* DESCRIPTION OF THE TASK *
For each line below that contains the string "JSON", copy that line.

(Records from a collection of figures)
-------------------------
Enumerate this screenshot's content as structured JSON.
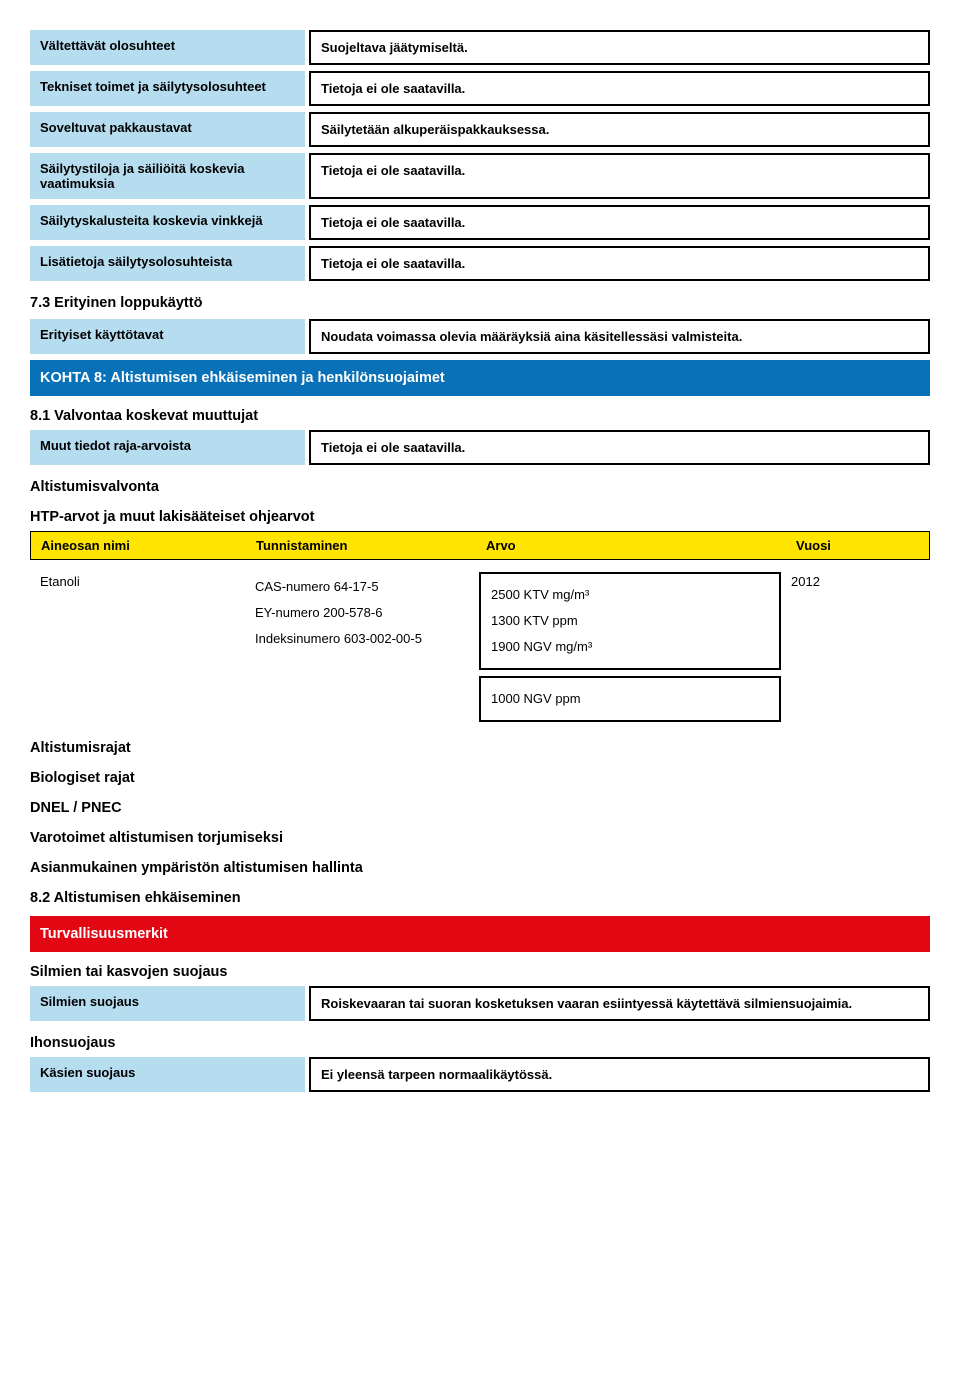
{
  "rows1": [
    {
      "label": "Vältettävät olosuhteet",
      "value": "Suojeltava jäätymiseltä."
    },
    {
      "label": "Tekniset toimet ja säilytysolosuhteet",
      "value": "Tietoja ei ole saatavilla."
    },
    {
      "label": "Soveltuvat pakkaustavat",
      "value": "Säilytetään alkuperäispakkauksessa."
    },
    {
      "label": "Säilytystiloja ja säiliöitä koskevia vaatimuksia",
      "value": "Tietoja ei ole saatavilla."
    },
    {
      "label": "Säilytyskalusteita koskevia vinkkejä",
      "value": "Tietoja ei ole saatavilla."
    },
    {
      "label": "Lisätietoja säilytysolosuhteista",
      "value": "Tietoja ei ole saatavilla."
    }
  ],
  "sec73": "7.3 Erityinen loppukäyttö",
  "row_erityiset": {
    "label": "Erityiset käyttötavat",
    "value": "Noudata voimassa olevia määräyksiä aina käsitellessäsi valmisteita."
  },
  "kohta8": "KOHTA 8: Altistumisen ehkäiseminen ja henkilönsuojaimet",
  "sec81": "8.1 Valvontaa koskevat muuttujat",
  "row_muut": {
    "label": "Muut tiedot raja-arvoista",
    "value": "Tietoja ei ole saatavilla."
  },
  "sub_alt": "Altistumisvalvonta",
  "sub_htp": "HTP-arvot ja muut lakisääteiset ohjearvot",
  "table_head": {
    "a": "Aineosan nimi",
    "b": "Tunnistaminen",
    "c": "Arvo",
    "d": "Vuosi"
  },
  "etanoli": {
    "name": "Etanoli",
    "ids": [
      "CAS-numero 64-17-5",
      "EY-numero 200-578-6",
      "Indeksinumero 603-002-00-5"
    ],
    "vals1": [
      "2500 KTV mg/m³",
      "1300 KTV ppm",
      "1900 NGV mg/m³"
    ],
    "vals2": [
      "1000 NGV ppm"
    ],
    "year": "2012"
  },
  "subs": [
    "Altistumisrajat",
    "Biologiset rajat",
    "DNEL / PNEC",
    "Varotoimet altistumisen torjumiseksi",
    "Asianmukainen ympäristön altistumisen hallinta"
  ],
  "sec82": "8.2 Altistumisen ehkäiseminen",
  "turva": "Turvallisuusmerkit",
  "sub_silmien": "Silmien tai kasvojen suojaus",
  "row_silmien": {
    "label": "Silmien suojaus",
    "value": "Roiskevaaran tai suoran kosketuksen vaaran esiintyessä käytettävä silmiensuojaimia."
  },
  "sub_ihon": "Ihonsuojaus",
  "row_kasien": {
    "label": "Käsien suojaus",
    "value": "Ei yleensä tarpeen normaalikäytössä."
  }
}
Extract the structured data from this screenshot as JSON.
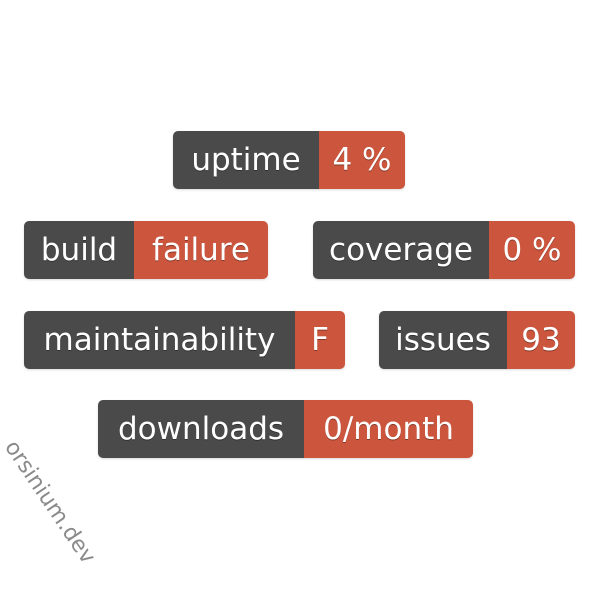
{
  "colors": {
    "label_bg": "#4a4a4a",
    "value_bg": "#cc553d",
    "text": "#ffffff",
    "watermark": "#8a8a8a"
  },
  "badges": {
    "uptime": {
      "label": "uptime",
      "value": "4 %"
    },
    "build": {
      "label": "build",
      "value": "failure"
    },
    "coverage": {
      "label": "coverage",
      "value": "0 %"
    },
    "maintainability": {
      "label": "maintainability",
      "value": "F"
    },
    "issues": {
      "label": "issues",
      "value": "93"
    },
    "downloads": {
      "label": "downloads",
      "value": "0/month"
    }
  },
  "watermark": "orsinium.dev"
}
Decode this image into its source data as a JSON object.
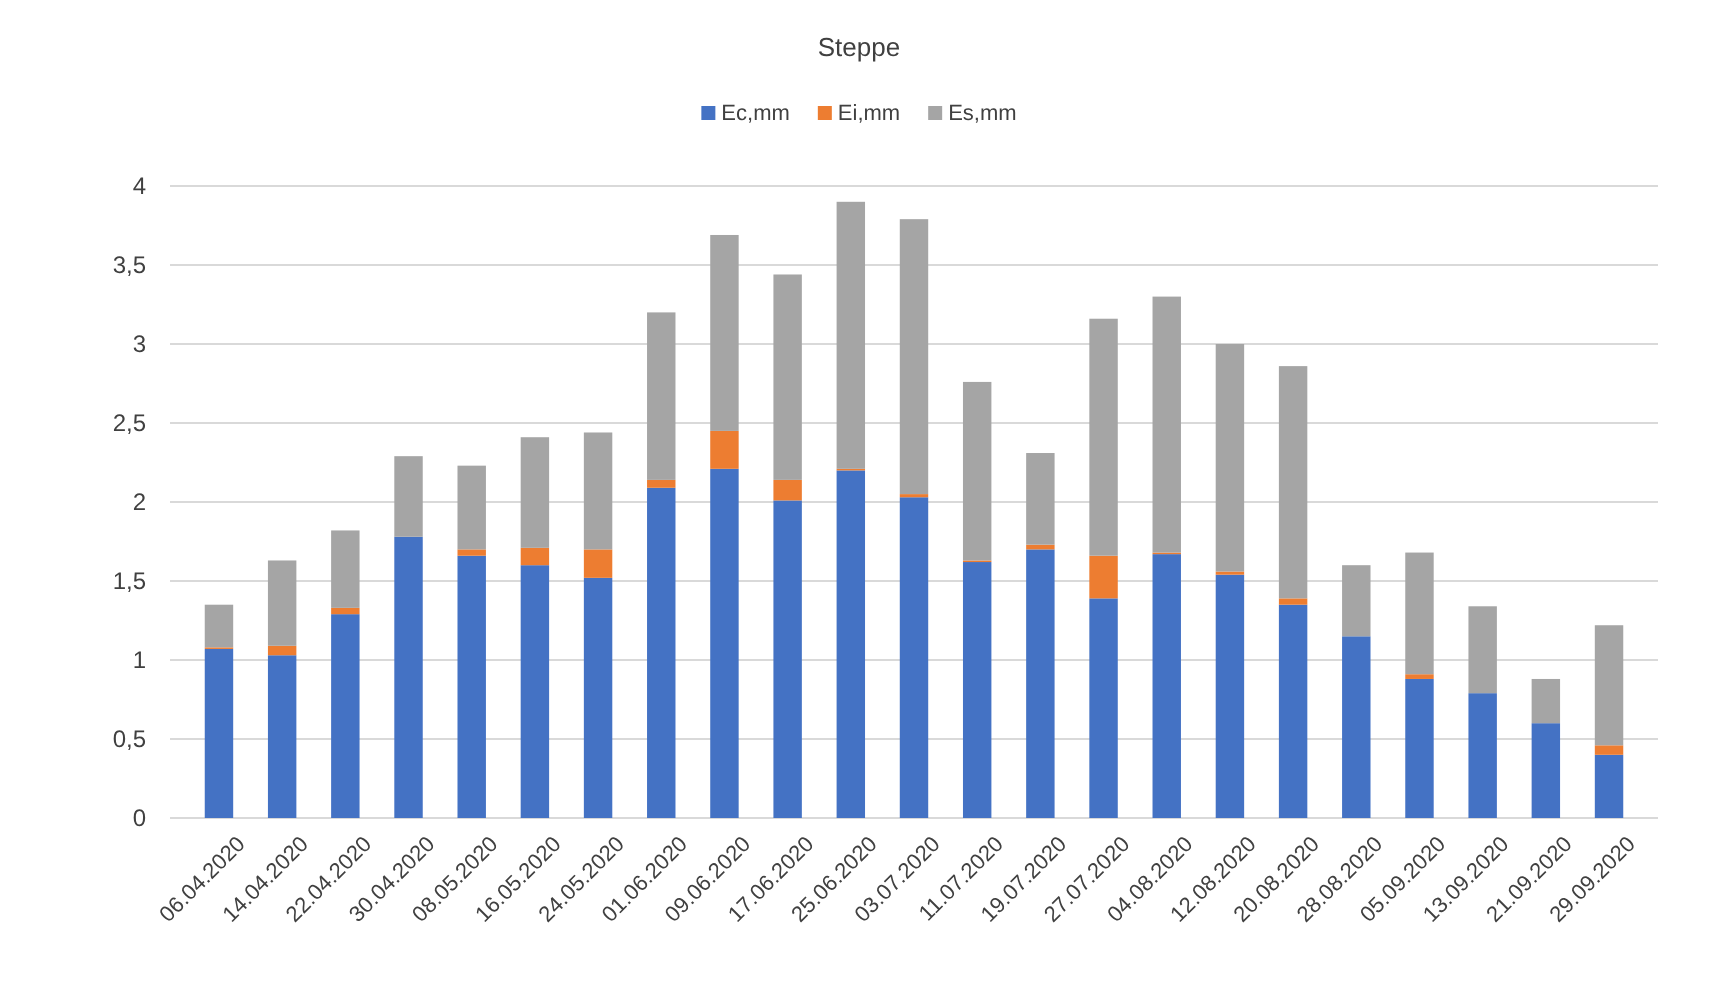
{
  "chart_data": {
    "type": "bar",
    "title": "Steppe",
    "stacked": true,
    "legend": "top",
    "grid": "y",
    "categories": [
      "06.04.2020",
      "14.04.2020",
      "22.04.2020",
      "30.04.2020",
      "08.05.2020",
      "16.05.2020",
      "24.05.2020",
      "01.06.2020",
      "09.06.2020",
      "17.06.2020",
      "25.06.2020",
      "03.07.2020",
      "11.07.2020",
      "19.07.2020",
      "27.07.2020",
      "04.08.2020",
      "12.08.2020",
      "20.08.2020",
      "28.08.2020",
      "05.09.2020",
      "13.09.2020",
      "21.09.2020",
      "29.09.2020"
    ],
    "series": [
      {
        "name": "Ec,mm",
        "color": "#4472c4",
        "values": [
          1.07,
          1.03,
          1.29,
          1.78,
          1.66,
          1.6,
          1.52,
          2.09,
          2.21,
          2.01,
          2.2,
          2.03,
          1.62,
          1.7,
          1.39,
          1.67,
          1.54,
          1.35,
          1.15,
          0.88,
          0.79,
          0.6,
          0.4
        ]
      },
      {
        "name": "Ei,mm",
        "color": "#ed7d31",
        "values": [
          0.01,
          0.06,
          0.04,
          0,
          0.04,
          0.11,
          0.18,
          0.05,
          0.24,
          0.13,
          0.01,
          0.02,
          0.01,
          0.03,
          0.27,
          0.01,
          0.02,
          0.04,
          0,
          0.03,
          0,
          0,
          0.06
        ]
      },
      {
        "name": "Es,mm",
        "color": "#a5a5a5",
        "values": [
          0.27,
          0.54,
          0.49,
          0.51,
          0.53,
          0.7,
          0.74,
          1.06,
          1.24,
          1.3,
          1.69,
          1.74,
          1.13,
          0.58,
          1.5,
          1.62,
          1.44,
          1.47,
          0.45,
          0.77,
          0.55,
          0.28,
          0.76
        ]
      }
    ],
    "ylim": [
      0,
      4
    ],
    "yticks": [
      0,
      {
        "value": 0.5,
        "label": "0,5"
      },
      1,
      {
        "value": 1.5,
        "label": "1,5"
      },
      2,
      {
        "value": 2.5,
        "label": "2,5"
      },
      3,
      {
        "value": 3.5,
        "label": "3,5"
      },
      4
    ]
  }
}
-------------------------
* ANSWER *
Enumerate this screenshot's content as structured JSON.
Extract the structured data from this screenshot as JSON.
Decode this image into its source data as a JSON object.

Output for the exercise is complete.